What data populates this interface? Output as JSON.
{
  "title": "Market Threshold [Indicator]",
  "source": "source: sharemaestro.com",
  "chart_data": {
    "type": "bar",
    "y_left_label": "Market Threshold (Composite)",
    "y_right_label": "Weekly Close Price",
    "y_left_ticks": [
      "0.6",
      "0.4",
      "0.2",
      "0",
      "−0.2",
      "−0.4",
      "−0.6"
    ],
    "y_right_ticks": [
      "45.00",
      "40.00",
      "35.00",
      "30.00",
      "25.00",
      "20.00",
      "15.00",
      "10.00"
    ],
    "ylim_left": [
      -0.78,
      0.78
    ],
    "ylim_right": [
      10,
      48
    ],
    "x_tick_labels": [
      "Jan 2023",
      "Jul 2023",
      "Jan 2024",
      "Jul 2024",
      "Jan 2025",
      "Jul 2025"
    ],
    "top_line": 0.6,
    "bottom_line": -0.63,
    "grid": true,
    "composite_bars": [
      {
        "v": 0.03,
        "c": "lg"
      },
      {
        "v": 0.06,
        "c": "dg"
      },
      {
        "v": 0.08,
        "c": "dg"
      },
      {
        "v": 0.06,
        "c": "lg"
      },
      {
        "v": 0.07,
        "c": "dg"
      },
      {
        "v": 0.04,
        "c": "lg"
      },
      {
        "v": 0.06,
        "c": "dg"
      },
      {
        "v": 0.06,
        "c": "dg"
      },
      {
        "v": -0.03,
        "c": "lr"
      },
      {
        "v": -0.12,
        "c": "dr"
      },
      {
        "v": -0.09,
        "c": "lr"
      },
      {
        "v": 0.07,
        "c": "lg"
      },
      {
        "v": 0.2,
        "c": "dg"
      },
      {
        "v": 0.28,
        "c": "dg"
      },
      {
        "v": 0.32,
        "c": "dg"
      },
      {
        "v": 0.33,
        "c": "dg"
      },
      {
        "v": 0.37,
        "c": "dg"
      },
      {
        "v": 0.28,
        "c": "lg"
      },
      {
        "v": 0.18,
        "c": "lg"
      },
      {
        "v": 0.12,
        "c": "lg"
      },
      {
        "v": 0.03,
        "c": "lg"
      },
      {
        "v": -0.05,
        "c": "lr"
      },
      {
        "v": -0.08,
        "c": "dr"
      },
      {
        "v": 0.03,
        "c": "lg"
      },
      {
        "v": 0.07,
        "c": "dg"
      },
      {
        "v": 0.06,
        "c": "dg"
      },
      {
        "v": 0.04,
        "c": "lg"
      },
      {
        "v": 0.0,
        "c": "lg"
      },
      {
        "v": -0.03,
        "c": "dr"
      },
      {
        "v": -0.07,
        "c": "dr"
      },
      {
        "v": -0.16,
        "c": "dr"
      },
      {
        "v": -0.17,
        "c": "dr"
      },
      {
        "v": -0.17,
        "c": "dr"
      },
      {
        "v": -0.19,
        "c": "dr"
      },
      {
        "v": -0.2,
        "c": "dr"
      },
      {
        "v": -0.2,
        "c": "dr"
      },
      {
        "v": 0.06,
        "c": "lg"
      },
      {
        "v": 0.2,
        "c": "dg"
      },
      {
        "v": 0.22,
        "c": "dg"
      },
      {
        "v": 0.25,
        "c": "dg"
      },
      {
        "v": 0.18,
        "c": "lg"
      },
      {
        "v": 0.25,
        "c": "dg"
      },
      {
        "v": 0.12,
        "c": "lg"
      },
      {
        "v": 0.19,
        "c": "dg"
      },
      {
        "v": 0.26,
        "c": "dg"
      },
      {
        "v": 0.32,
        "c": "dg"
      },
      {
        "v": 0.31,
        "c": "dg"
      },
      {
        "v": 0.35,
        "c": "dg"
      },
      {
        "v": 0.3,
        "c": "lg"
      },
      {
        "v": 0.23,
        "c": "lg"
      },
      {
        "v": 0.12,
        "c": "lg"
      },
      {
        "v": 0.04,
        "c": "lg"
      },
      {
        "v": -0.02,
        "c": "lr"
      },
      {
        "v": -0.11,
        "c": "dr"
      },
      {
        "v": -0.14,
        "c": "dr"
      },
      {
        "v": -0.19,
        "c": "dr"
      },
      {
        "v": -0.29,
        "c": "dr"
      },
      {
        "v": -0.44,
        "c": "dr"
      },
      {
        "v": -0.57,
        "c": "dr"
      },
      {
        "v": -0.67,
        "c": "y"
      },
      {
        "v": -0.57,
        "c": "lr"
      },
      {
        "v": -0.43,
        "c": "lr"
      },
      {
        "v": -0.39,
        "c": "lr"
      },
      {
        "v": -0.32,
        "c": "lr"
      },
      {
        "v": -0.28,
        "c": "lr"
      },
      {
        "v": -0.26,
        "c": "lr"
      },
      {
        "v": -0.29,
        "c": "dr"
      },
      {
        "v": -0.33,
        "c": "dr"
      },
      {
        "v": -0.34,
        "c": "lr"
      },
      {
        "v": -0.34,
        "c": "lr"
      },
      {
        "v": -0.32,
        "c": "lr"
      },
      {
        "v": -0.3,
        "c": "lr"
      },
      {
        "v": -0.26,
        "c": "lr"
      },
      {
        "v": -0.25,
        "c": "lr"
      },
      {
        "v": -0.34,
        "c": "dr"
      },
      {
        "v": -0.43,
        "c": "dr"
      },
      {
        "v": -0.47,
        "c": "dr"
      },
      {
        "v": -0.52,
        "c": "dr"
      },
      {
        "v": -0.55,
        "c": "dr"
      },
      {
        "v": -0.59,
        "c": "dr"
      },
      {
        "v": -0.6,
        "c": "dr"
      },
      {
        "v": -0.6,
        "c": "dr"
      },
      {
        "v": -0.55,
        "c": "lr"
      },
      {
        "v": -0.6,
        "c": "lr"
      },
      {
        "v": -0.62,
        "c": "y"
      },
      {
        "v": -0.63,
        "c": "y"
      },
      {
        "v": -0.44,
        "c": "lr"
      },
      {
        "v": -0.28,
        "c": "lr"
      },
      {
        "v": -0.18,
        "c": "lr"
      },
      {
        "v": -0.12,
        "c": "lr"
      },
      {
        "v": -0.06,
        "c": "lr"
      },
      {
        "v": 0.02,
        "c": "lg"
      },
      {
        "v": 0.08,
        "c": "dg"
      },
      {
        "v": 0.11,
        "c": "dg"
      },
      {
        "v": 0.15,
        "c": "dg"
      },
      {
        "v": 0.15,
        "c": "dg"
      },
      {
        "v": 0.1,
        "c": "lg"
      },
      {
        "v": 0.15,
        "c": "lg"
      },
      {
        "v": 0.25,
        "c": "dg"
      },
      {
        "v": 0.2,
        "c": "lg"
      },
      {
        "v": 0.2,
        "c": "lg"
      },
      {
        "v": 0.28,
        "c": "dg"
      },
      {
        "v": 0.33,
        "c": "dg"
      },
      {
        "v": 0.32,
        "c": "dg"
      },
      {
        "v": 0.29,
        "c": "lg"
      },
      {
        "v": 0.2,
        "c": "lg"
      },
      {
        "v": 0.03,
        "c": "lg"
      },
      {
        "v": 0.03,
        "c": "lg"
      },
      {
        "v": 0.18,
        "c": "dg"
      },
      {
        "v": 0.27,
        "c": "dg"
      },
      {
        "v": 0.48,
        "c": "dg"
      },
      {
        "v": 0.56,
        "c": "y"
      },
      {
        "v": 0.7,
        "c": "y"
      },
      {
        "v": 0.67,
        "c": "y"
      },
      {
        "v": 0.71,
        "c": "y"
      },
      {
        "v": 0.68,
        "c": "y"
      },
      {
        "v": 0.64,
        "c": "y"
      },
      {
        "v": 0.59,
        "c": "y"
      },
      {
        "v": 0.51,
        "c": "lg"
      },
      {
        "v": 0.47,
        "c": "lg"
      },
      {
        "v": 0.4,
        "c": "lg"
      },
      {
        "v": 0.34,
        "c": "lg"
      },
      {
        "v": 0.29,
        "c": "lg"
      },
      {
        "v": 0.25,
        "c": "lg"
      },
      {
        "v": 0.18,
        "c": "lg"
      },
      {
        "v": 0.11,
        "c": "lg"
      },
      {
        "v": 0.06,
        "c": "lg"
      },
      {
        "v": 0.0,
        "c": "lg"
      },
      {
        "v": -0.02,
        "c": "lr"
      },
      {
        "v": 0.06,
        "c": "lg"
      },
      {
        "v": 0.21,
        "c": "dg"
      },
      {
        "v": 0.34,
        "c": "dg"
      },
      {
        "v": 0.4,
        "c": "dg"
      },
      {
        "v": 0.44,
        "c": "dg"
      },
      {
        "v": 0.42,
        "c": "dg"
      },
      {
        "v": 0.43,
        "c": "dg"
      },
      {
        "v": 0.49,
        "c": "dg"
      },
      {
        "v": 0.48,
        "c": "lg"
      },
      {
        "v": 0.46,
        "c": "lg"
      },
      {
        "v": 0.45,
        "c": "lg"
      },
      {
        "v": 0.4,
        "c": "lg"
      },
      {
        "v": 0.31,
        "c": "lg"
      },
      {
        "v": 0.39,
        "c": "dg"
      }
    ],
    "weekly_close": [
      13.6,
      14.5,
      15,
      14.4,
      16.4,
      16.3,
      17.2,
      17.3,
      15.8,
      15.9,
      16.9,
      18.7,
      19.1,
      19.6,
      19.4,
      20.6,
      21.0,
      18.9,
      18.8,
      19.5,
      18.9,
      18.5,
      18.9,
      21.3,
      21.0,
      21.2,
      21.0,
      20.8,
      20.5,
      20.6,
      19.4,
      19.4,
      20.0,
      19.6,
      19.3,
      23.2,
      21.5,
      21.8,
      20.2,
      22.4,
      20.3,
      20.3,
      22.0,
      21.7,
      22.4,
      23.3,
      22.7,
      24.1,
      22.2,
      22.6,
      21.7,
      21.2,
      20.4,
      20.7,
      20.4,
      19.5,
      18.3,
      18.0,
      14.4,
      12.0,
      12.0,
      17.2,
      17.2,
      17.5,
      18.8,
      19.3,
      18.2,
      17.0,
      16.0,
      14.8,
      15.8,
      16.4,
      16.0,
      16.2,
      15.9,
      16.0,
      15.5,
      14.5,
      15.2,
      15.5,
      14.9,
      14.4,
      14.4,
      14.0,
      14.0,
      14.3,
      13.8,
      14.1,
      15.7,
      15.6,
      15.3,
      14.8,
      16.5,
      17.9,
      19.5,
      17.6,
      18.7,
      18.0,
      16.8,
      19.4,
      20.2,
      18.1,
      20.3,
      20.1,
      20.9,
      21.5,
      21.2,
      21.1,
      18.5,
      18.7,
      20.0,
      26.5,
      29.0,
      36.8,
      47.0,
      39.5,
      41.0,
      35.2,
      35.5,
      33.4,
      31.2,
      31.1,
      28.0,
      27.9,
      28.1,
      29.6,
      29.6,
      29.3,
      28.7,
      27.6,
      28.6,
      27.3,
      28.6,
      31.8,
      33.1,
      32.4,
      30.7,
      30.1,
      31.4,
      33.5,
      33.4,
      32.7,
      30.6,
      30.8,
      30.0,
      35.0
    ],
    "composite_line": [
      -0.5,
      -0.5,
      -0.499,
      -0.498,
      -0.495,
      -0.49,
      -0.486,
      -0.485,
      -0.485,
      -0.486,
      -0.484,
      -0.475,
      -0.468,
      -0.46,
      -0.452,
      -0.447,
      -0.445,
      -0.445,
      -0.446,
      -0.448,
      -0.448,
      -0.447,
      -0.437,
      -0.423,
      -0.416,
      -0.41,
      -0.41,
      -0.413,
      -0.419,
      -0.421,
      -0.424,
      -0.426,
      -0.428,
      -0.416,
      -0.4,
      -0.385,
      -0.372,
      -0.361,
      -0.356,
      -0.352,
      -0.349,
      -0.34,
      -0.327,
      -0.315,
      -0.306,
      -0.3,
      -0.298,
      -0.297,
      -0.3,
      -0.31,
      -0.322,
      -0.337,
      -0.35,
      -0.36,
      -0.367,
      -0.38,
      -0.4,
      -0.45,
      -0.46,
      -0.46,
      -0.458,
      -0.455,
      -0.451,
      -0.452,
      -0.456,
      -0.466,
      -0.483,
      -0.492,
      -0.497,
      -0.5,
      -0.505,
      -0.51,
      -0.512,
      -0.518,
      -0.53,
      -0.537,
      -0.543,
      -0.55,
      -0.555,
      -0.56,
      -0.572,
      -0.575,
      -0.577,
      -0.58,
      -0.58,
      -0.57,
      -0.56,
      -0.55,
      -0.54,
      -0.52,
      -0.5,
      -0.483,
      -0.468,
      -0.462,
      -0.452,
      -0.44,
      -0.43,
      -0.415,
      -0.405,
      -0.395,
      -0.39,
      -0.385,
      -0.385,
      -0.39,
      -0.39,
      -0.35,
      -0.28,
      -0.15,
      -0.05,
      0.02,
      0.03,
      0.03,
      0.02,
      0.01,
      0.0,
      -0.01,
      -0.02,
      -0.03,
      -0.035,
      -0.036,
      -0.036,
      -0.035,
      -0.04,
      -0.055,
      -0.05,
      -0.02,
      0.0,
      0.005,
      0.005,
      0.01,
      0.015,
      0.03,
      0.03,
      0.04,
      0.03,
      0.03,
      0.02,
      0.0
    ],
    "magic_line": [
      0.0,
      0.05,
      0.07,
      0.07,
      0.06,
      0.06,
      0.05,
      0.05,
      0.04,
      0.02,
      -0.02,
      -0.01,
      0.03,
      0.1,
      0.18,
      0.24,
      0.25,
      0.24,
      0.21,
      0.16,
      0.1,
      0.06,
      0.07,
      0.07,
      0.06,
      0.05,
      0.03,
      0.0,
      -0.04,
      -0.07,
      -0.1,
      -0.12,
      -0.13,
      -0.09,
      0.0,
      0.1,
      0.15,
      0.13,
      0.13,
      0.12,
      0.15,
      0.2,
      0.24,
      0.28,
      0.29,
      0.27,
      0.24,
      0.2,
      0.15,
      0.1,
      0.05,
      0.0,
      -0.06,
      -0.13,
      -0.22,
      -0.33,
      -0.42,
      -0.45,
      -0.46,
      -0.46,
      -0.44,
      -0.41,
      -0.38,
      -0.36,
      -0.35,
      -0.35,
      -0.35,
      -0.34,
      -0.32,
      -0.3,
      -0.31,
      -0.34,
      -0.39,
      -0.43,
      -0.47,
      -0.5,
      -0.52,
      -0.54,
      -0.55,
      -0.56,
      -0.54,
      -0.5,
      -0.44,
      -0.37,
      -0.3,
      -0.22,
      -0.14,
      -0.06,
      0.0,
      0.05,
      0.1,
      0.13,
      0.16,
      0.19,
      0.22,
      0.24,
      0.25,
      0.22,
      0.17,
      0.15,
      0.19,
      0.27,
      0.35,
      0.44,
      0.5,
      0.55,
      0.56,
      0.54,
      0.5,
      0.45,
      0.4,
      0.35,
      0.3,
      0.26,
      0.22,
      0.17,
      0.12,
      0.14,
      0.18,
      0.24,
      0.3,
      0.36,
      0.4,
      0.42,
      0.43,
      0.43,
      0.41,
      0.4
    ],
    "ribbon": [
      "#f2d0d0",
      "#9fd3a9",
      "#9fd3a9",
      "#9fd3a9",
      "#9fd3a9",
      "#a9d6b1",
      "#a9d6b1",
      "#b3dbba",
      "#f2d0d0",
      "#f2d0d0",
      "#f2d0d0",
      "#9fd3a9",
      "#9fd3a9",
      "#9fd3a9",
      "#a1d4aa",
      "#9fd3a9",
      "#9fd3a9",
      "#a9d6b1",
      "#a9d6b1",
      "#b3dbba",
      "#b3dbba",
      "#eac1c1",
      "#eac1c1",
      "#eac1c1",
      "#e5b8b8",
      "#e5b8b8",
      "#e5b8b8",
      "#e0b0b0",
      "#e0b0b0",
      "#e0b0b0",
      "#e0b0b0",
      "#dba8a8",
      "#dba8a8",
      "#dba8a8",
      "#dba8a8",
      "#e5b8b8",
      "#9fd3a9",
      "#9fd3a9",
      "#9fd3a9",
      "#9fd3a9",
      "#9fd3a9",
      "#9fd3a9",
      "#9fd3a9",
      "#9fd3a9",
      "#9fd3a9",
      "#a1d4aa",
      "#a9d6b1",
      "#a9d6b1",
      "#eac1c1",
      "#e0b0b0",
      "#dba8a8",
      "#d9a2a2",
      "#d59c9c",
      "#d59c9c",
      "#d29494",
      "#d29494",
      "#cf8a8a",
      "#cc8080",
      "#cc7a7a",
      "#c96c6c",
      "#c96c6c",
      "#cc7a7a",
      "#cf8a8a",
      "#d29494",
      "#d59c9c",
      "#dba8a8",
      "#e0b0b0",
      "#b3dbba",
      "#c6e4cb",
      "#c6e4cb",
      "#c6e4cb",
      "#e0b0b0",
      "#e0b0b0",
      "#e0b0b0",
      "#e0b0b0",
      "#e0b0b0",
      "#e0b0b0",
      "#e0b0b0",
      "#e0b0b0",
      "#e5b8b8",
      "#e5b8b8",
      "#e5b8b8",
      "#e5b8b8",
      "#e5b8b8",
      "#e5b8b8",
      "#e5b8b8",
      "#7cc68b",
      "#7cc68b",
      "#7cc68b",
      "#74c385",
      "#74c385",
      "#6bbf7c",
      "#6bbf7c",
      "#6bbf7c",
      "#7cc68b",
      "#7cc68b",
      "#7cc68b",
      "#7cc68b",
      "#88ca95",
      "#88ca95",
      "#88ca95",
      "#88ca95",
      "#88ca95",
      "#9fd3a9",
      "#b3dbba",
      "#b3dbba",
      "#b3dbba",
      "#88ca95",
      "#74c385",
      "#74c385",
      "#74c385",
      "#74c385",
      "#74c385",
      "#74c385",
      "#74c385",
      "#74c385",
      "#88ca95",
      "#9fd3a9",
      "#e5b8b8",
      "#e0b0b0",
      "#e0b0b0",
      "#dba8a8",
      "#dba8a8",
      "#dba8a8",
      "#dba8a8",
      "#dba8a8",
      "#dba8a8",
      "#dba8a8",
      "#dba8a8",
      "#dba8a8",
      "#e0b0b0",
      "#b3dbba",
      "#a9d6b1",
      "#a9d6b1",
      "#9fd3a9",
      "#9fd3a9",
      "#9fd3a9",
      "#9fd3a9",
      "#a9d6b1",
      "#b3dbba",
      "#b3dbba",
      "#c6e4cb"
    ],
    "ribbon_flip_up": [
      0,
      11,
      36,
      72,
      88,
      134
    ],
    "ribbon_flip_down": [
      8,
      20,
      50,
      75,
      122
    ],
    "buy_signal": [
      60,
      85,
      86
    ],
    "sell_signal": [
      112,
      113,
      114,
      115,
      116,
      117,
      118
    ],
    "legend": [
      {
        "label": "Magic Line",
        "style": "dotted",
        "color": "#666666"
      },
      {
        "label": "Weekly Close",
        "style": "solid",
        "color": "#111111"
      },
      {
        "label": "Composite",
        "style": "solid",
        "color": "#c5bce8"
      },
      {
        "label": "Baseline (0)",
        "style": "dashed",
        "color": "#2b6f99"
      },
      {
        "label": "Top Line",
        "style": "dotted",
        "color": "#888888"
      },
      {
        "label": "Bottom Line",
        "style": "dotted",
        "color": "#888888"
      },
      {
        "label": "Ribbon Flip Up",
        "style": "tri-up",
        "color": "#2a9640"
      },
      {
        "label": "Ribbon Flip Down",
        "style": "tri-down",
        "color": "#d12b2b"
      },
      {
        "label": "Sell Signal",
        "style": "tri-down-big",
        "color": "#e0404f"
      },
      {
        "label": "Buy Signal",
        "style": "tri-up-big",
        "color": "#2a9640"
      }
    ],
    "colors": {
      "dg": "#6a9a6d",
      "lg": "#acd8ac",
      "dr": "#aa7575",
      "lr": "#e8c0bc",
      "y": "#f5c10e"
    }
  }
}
▬▬▬
To do → The records are above. How many lines in them contain the word "Threshold"? Give the number alone.

Exercise response → 2